PROBLEM SET -
1. Can you transcribe the DynamoDB article word for word, starting at "If you’ve ever" and ending at "direction to go."?
2. Can you pick up the DynamoDB article after its last sentence and keep writing it?

TEXT EXCERPT -
= = =

Anthony T. Goh, Software Developer.

View Original

Breaking away from SQL when first using DynamoDB

DynamoDB is a NoSQL Database that has some very interesting applications. It is a database - in the sense that it is used to store data - and it is accessed through queries that can pick through the thousands or hundreds of thousands of data points to return the information you need.

However, do not mistake DynamoDB as a Relational Database like an SQL database. If you treat DynamoDB tables like a simple Key-Column SQL database you will not only be loosing out on a vast majority of the advantages that Dynamo offers, but also grossly misusing the system and potentially run the costs up for your product and slow down its response times.

If you’ve ever had any classes or done any significant work with SQL databases, it can be very easy to get tripped up and try and force Dynamo into the same patterns - which is entirely the wrong direction to go.

= = =

SOURCE DATA -
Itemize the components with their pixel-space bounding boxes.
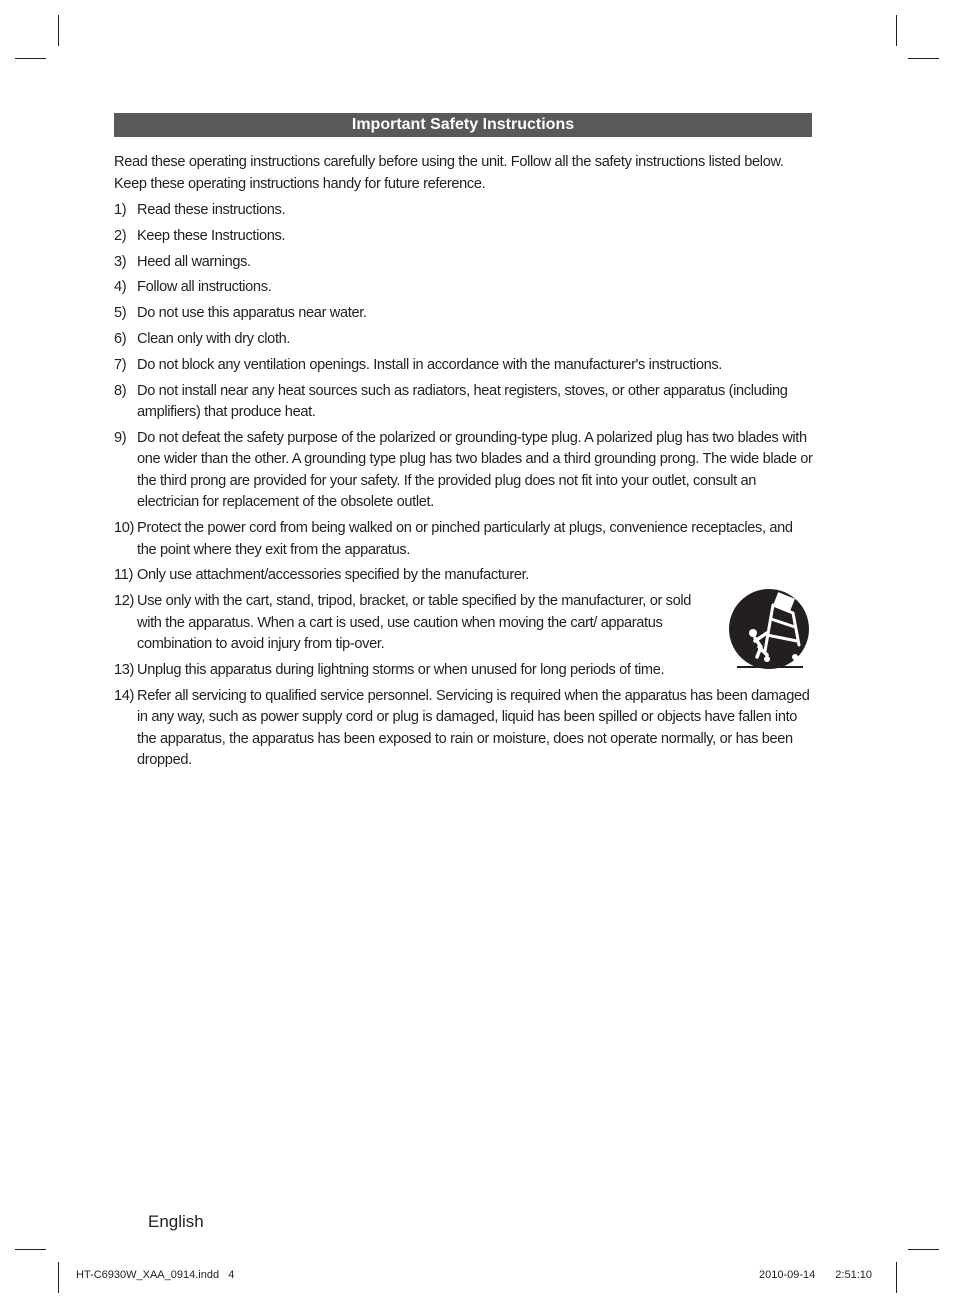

= = =

RESULTS FOR THE EXERCISE -
1.
If you’ve ever had any classes or done any significant work with SQL databases, it can be very easy to get tripped up and try and force Dynamo into the same patterns - which is entirely the wrong direction to go.

2.
DynamoDB and an RDS differences

SQL Databases were designed for one thing: Efficient storage. In the early days of databasing and the internet, storage was expensive. Speed was not an issue - if you went from 3 days to get a response via fax (or even longer via mail) going to 5-10 minutes was blazingly fast in comparison. In contrast storage was expensive - harddrives were small and to store hundreds of thousands of entries it was important that it was very efficient. SQL accomplishes this very well. But anyone whose ever had to write a complex SQL query on an extremely large database knows it can take forever to bring back results.

Today, storage is cheap. You can get petabytes of storage for what amounts to pennies. Speed is what matters. No one wants to wait 10 minutes for their account data to load on their app. No one wants to wait an hour to get results. They want that information available as soon as they click the button. DynamoDb aims to be fast - very fast - but it can only do so if the data is stored in ways that take advantage of its power.

Scaling

Everyone talks about we need our applications to be able to Scale. Big word, big connotations. It used to be that Scaling was about being able to go from a handful of users to thousands or more and handle the stress: Stress in this case being ability to hold all that data and to handle that number of requests. SQL Databases scale Vertically to handle the data influx - they stay as one server, one connection point, one processor iterating over the data to find what you need. When storage was expensive, when additional servers was expensive, this was fine.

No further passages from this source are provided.